YOUR INSTRUCTIONS
Tell how many lines carry the word "name"; the reply is the number and nothing else.

A run of records
[start]

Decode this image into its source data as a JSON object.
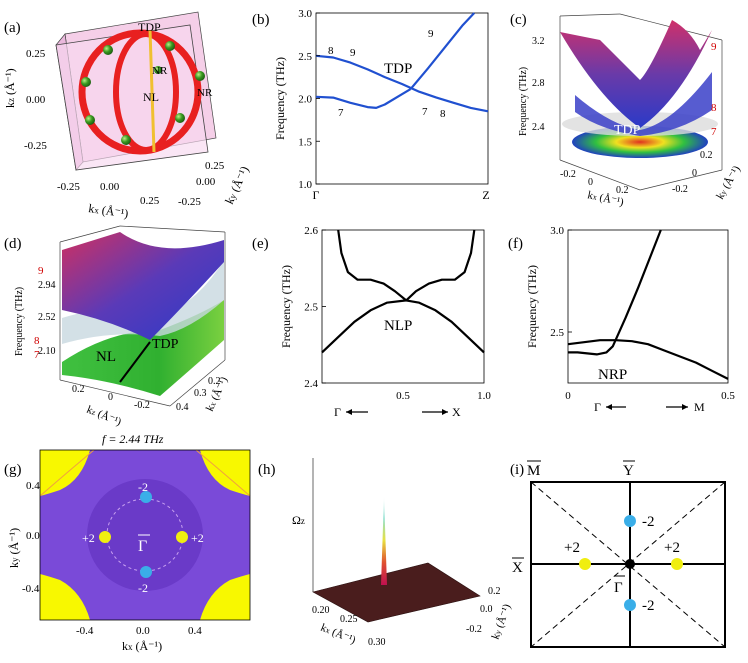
{
  "colors": {
    "band_blue": "#2050d0",
    "ring_red": "#e82020",
    "dot_blue": "#3aaee8",
    "dot_yellow": "#f0ee10",
    "surf_purple": "#6a3fd0",
    "yellow_bg": "#f8f800"
  },
  "panel_a": {
    "label": "(a)",
    "axis_z_label": "k",
    "axis_z_sub": "z",
    "axis_z_unit": " (Å⁻¹)",
    "axis_x_label": "k",
    "axis_x_sub": "x",
    "axis_x_unit": " (Å⁻¹)",
    "axis_y_label": "k",
    "axis_y_sub": "y",
    "axis_y_unit": " (Å⁻¹)",
    "z_ticks": [
      "0.25",
      "0.00",
      "-0.25"
    ],
    "x_ticks": [
      "-0.25",
      "0.00",
      "0.25"
    ],
    "y_ticks": [
      "0.25",
      "0.00",
      "-0.25"
    ],
    "tdp_label": "TDP",
    "nl_label": "NL",
    "nr_label_1": "NR",
    "nr_label_2": "NR"
  },
  "chart_data": [
    {
      "panel": "(b)",
      "type": "line",
      "ylabel": "Frequency (THz)",
      "ylim": [
        1.0,
        3.0
      ],
      "y_ticks": [
        "3.0",
        "2.5",
        "2.0",
        "1.5",
        "1.0"
      ],
      "x_ticks": [
        "Γ",
        "Z"
      ],
      "annotation": "TDP",
      "band_labels": [
        "8",
        "9",
        "7",
        "9",
        "7",
        "8"
      ],
      "series": [
        {
          "name": "band 8",
          "x": [
            0.0,
            0.1,
            0.2,
            0.3,
            0.4,
            0.5,
            0.6,
            0.7,
            0.8,
            0.9,
            1.0
          ],
          "values": [
            2.5,
            2.48,
            2.42,
            2.34,
            2.25,
            2.17,
            2.08,
            2.01,
            1.95,
            1.89,
            1.85
          ]
        },
        {
          "name": "band 7",
          "x": [
            0.0,
            0.1,
            0.2,
            0.3,
            0.35,
            0.4,
            0.5,
            0.55
          ],
          "values": [
            2.02,
            2.01,
            1.95,
            1.9,
            1.89,
            1.93,
            2.05,
            2.11
          ]
        },
        {
          "name": "band 9",
          "x": [
            0.55,
            0.65,
            0.75,
            0.85,
            0.92
          ],
          "values": [
            2.11,
            2.35,
            2.6,
            2.85,
            3.0
          ]
        }
      ]
    },
    {
      "panel": "(e)",
      "type": "line",
      "ylabel": "Frequency (THz)",
      "ylim": [
        2.4,
        2.6
      ],
      "y_ticks": [
        "2.6",
        "2.5",
        "2.4"
      ],
      "x_ticks": [
        "0.5",
        "1.0"
      ],
      "x_left": "Γ",
      "x_right": "X",
      "annotation": "NLP",
      "series": [
        {
          "name": "upper left",
          "x": [
            0.1,
            0.12,
            0.16,
            0.22,
            0.3,
            0.38,
            0.45,
            0.52
          ],
          "values": [
            2.6,
            2.57,
            2.545,
            2.535,
            2.535,
            2.53,
            2.52,
            2.508
          ]
        },
        {
          "name": "upper right",
          "x": [
            0.52,
            0.58,
            0.66,
            0.74,
            0.82,
            0.88,
            0.92,
            0.94
          ],
          "values": [
            2.508,
            2.52,
            2.53,
            2.535,
            2.535,
            2.545,
            2.57,
            2.6
          ]
        },
        {
          "name": "lower",
          "x": [
            0.0,
            0.1,
            0.2,
            0.3,
            0.4,
            0.52,
            0.6,
            0.7,
            0.8,
            0.9,
            1.0
          ],
          "values": [
            2.44,
            2.46,
            2.48,
            2.495,
            2.505,
            2.508,
            2.505,
            2.495,
            2.48,
            2.46,
            2.44
          ]
        }
      ]
    },
    {
      "panel": "(f)",
      "type": "line",
      "ylabel": "Frequency (THz)",
      "ylim": [
        2.25,
        3.0
      ],
      "y_ticks": [
        "3.0",
        "2.5"
      ],
      "x_ticks": [
        "0",
        "0.5"
      ],
      "x_left": "Γ",
      "x_right": "M",
      "annotation": "NRP",
      "series": [
        {
          "name": "flat",
          "x": [
            0.0,
            0.05,
            0.1,
            0.15,
            0.2,
            0.25,
            0.3,
            0.35,
            0.4,
            0.45,
            0.5
          ],
          "values": [
            2.44,
            2.45,
            2.46,
            2.46,
            2.455,
            2.44,
            2.41,
            2.38,
            2.35,
            2.31,
            2.27
          ]
        },
        {
          "name": "steep",
          "x": [
            0.0,
            0.03,
            0.06,
            0.09,
            0.12,
            0.14,
            0.18,
            0.22,
            0.26,
            0.29
          ],
          "values": [
            2.4,
            2.4,
            2.395,
            2.39,
            2.4,
            2.43,
            2.57,
            2.72,
            2.88,
            3.0
          ]
        }
      ]
    }
  ],
  "panel_c": {
    "label": "(c)",
    "ylabel": "Frequency (THz)",
    "y_ticks": [
      "3.2",
      "2.8",
      "2.4"
    ],
    "x_ticks": [
      "-0.2",
      "0",
      "0.2"
    ],
    "y2_ticks": [
      "0.2",
      "0",
      "-0.2"
    ],
    "band_labels": [
      "9",
      "8",
      "7"
    ],
    "annotation": "TDP",
    "kx_label": "k",
    "kx_sub": "x",
    "unit": " (Å⁻¹)",
    "ky_label": "k",
    "ky_sub": "y"
  },
  "panel_d": {
    "label": "(d)",
    "ylabel": "Frequency (THz)",
    "y_ticks": [
      "2.94",
      "2.52",
      "2.10"
    ],
    "x_ticks": [
      "0.2",
      "0",
      "-0.2"
    ],
    "z_ticks": [
      "0.2",
      "0.3",
      "0.4"
    ],
    "band_labels": [
      "9",
      "8",
      "7"
    ],
    "nl_label": "NL",
    "tdp_label": "TDP",
    "kx_label": "k",
    "kx_sub": "z",
    "unit": " (Å⁻¹)",
    "kz_label": "k",
    "kz_sub": "x"
  },
  "panel_g": {
    "label": "(g)",
    "title": "f = 2.44 THz",
    "y_ticks": [
      "0.4",
      "0.0",
      "-0.4"
    ],
    "x_ticks": [
      "-0.4",
      "0.0",
      "0.4"
    ],
    "ylabel": "k",
    "ylabel_sub": "y",
    "xlabel": "k",
    "xlabel_sub": "x",
    "unit": " (Å⁻¹)",
    "gamma_label": "Γ",
    "charges": [
      "-2",
      "+2",
      "+2",
      "-2"
    ]
  },
  "panel_h": {
    "label": "(h)",
    "zlabel": "Ω",
    "zlabel_sub": "z",
    "x_ticks": [
      "0.20",
      "0.25",
      "0.30"
    ],
    "y_ticks": [
      "0.2",
      "0.0",
      "-0.2"
    ],
    "kx_label": "k",
    "kx_sub": "x",
    "unit": " (Å⁻¹)",
    "ky_label": "k",
    "ky_sub": "y"
  },
  "panel_i": {
    "label": "(i)",
    "m_label": "M",
    "y_label": "Y",
    "x_label": "X",
    "gamma_label": "Γ",
    "charges": [
      "-2",
      "+2",
      "+2",
      "-2"
    ]
  }
}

[end]

FINAL RESULT
8